Page ->
On one occasion in late June 2017, the Nigerian authorities responded to Cameroon’s pressure by sending military vehicles over the border to help Cameroon deport almost 1,000 asylum seekers. Nigeria thereby became complicit in the unlawful forced return of its own citizens.

In late June and July 2017, Human Rights Watch interviewed 61 refugees and asylum seekers in Nigeria about the abuses they had suffered in Cameroon.

Those previously living in Cameroon’s border areas, particularly in or near Kolofata and Mora, spoke of shocking levels of physical violence perpetrated by Cameroonian soldiers between early 2015 and April 2017. They described how soldiers tortured and assaulted them and dozens of others on arrival and during screening procedures, accusing them of belonging to Boko Haram or being “Boko Haram wives.” They said soldiers closely controlled their daily movements, beating and extorting money under threat of detention and deportation as they tried to collect firewood. UNHCR says it has received similar reports from asylum seekers living in the border areas.

Asylum seekers also described to Human Rights Watch poor humanitarian conditions in the border areas, including limited access to food, and how they struggled to keep themselves and their families alive in the face of destitution exacerbated by exploitation. One woman described how soldiers promised to give women food and not deport them in exchange for sex with them.

Every person interviewed said that during their time in border villages, Cameroonian soldiers regularly rounded up dozens or hundreds of fellow asylum seekers, brutally beat them with wooden sticks and metal poles to force them onto trucks, and deported them. Some said they witnessed soldiers deporting dozens of groups involving hundreds of people. After living in constant fear of deportation, they then described how they suffered the same fate. Many said they saw other deportees, including malnourished children, die during their deportation.

Refugees previously and currently living in the Minawao refugee camp told Human Rights Watch about severe violence they suffered in the camp, particularly in 2015 when soldiers beat them and hundreds of other refugees during food distribution in the camp, resulting in deaths and injuries. Some also said soldiers severely beat them and others in 2016 and 2017, for example when they intercepted them as they attempted to collect firewood outside the camp, and tried to extort money from them.

Refugees who had lived in the camp spoke of poor humanitarian conditions there since 2015, including a reduction in food rations and a lack of clean water. Some also said they struggled to access adequate healthcare. Many said these conditions had pushed thousands to leave the camp and return to Nigeria in April and May 2017. However, in April 2017 water access significantly improved and the United Nations (UN) said it hoped to resume full food rations in October for three months.

On August 7, Human Rights Watch wrote to Cameroon’s Minister of Territorial Administration and Decentralization outlining this report’s findings and requesting comment. As of mid-September, we had received no response.

Supplied entries ->

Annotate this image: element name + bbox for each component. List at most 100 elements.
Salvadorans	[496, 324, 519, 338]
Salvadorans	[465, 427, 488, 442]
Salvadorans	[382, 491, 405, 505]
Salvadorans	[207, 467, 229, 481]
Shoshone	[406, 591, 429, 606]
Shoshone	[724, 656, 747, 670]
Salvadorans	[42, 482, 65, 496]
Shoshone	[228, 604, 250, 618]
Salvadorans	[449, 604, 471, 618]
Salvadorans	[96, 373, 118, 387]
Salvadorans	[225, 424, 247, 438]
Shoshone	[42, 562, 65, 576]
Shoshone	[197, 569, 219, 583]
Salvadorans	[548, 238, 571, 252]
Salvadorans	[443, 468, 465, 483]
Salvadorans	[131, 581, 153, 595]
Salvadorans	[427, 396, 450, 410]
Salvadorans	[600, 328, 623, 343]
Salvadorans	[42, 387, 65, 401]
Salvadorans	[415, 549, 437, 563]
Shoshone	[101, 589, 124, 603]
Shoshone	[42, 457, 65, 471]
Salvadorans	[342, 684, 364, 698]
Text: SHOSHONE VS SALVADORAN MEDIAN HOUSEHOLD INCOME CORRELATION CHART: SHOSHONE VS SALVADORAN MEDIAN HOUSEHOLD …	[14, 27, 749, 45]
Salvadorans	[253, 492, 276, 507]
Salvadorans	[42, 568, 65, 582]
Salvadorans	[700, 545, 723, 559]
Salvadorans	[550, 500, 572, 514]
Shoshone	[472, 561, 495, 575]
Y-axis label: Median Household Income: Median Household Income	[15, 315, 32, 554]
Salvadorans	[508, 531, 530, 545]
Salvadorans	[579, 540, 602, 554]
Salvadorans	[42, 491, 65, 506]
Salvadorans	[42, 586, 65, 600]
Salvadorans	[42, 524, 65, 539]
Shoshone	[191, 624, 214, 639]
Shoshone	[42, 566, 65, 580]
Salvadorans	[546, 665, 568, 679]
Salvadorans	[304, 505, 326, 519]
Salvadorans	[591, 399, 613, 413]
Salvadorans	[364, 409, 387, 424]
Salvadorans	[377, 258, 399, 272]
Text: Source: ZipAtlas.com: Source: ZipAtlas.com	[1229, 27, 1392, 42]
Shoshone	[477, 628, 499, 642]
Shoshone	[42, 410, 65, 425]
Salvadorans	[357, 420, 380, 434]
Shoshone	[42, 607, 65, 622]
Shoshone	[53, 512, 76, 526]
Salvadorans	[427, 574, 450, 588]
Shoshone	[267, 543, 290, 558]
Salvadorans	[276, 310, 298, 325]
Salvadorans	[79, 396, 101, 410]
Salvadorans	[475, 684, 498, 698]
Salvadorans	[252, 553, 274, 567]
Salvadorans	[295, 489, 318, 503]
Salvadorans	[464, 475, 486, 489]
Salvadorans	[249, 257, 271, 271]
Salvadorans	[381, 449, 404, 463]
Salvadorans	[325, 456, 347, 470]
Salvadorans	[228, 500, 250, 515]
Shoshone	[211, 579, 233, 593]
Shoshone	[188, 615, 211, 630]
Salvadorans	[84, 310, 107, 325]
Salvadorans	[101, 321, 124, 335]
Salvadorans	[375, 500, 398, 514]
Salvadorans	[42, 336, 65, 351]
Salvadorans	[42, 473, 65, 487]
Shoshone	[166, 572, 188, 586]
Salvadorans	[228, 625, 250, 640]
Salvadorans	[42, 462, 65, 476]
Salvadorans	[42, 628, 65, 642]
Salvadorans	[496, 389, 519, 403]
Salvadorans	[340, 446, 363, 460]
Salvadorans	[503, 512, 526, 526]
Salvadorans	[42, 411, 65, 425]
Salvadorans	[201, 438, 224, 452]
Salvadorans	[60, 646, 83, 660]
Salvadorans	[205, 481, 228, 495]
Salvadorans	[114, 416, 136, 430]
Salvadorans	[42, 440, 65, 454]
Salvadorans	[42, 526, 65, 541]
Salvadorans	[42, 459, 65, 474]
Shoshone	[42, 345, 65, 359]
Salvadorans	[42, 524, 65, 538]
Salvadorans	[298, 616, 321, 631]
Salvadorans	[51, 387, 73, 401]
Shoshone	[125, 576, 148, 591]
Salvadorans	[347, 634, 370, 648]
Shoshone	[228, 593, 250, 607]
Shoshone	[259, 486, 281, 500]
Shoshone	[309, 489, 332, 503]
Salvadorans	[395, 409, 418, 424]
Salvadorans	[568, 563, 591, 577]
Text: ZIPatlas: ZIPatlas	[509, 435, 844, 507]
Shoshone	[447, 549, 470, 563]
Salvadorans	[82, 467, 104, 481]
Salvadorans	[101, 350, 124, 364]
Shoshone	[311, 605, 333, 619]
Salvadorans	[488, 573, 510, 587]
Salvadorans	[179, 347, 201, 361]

Tasks to complete ->
1. In the excerpt on Nigerian asylum seekers in Cameroon, translate this sentence into Spanish: "Some also said they struggled to access adequate healthcare."
2. Name every country, town or camp mentioned in the excerpt on Nigerian asylum seekers in Cameroon.
3. From the excerpt on Nigerian asylum seekers in Cameroon, write out the passage from "Those previously living" to "the border areas.".

Problem solutions ->
1. Algunos también dijeron que tenían dificultades para acceder a una atención médica adecuada.

2. Nigeria, Cameroon, Kolofata, Mora, Minawao

3.
Those previously living in Cameroon’s border areas, particularly in or near Kolofata and Mora, spoke of shocking levels of physical violence perpetrated by Cameroonian soldiers between early 2015 and April 2017. They described how soldiers tortured and assaulted them and dozens of others on arrival and during screening procedures, accusing them of belonging to Boko Haram or being “Boko Haram wives.” They said soldiers closely controlled their daily movements, beating and extorting money under threat of detention and deportation as they tried to collect firewood. UNHCR says it has received similar reports from asylum seekers living in the border areas.